Scan the entries below and count the lines holding the string "name". Supply only the number.

→ Figure data in JSON

* * * * * * *

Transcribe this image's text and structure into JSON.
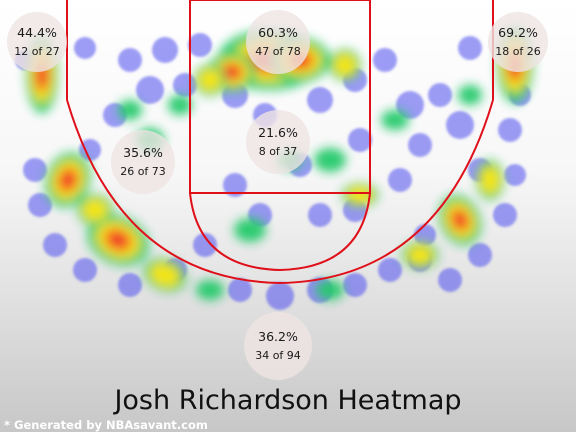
{
  "chart_data": {
    "type": "heatmap",
    "title": "Josh Richardson Heatmap",
    "credit": "* Generated by NBAsavant.com",
    "colors": {
      "court_line": "#e0101a",
      "low": "#5a5af0",
      "mid": "#21c96a",
      "high": "#f02c2c",
      "zone_marker": "#efe4e4"
    },
    "zones": [
      {
        "name": "left-corner-three",
        "pct": "44.4%",
        "made": 12,
        "attempts": 27,
        "label": "12 of 27"
      },
      {
        "name": "restricted-area",
        "pct": "60.3%",
        "made": 47,
        "attempts": 78,
        "label": "47 of 78"
      },
      {
        "name": "right-corner-three",
        "pct": "69.2%",
        "made": 18,
        "attempts": 26,
        "label": "18 of 26"
      },
      {
        "name": "left-mid-range",
        "pct": "35.6%",
        "made": 26,
        "attempts": 73,
        "label": "26 of 73"
      },
      {
        "name": "paint-non-ra",
        "pct": "21.6%",
        "made": 8,
        "attempts": 37,
        "label": "8 of 37"
      },
      {
        "name": "above-break-three",
        "pct": "36.2%",
        "made": 34,
        "attempts": 94,
        "label": "34 of 94"
      }
    ],
    "hotspots": [
      {
        "zone": "restricted-area",
        "intensity": 1.0
      },
      {
        "zone": "left-wing-three",
        "intensity": 1.0
      },
      {
        "zone": "left-elbow-three",
        "intensity": 0.9
      },
      {
        "zone": "right-corner-three",
        "intensity": 0.9
      },
      {
        "zone": "left-corner-three",
        "intensity": 0.85
      },
      {
        "zone": "right-wing-three",
        "intensity": 0.85
      }
    ]
  }
}
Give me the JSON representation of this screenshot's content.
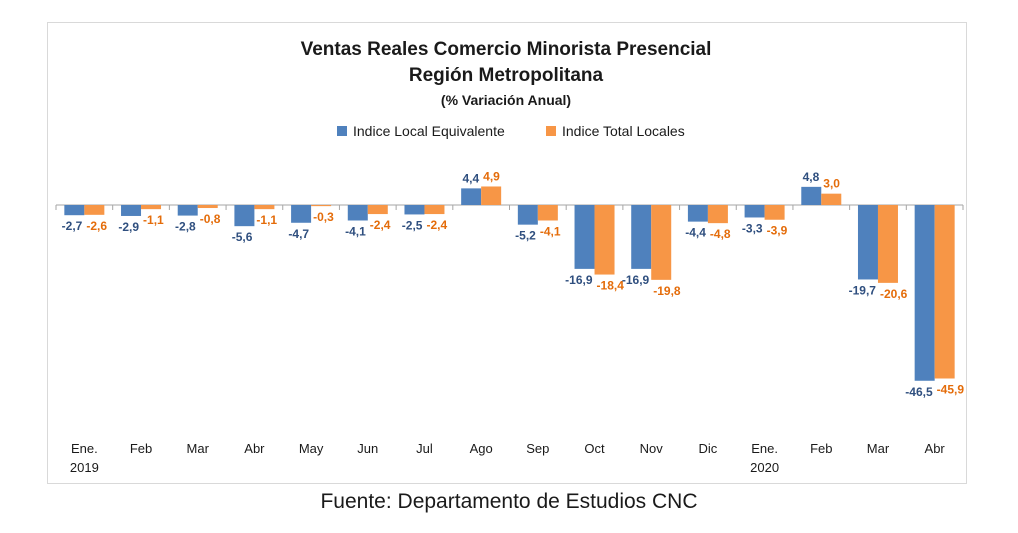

* * * * * * *

→ Answer to the problem
6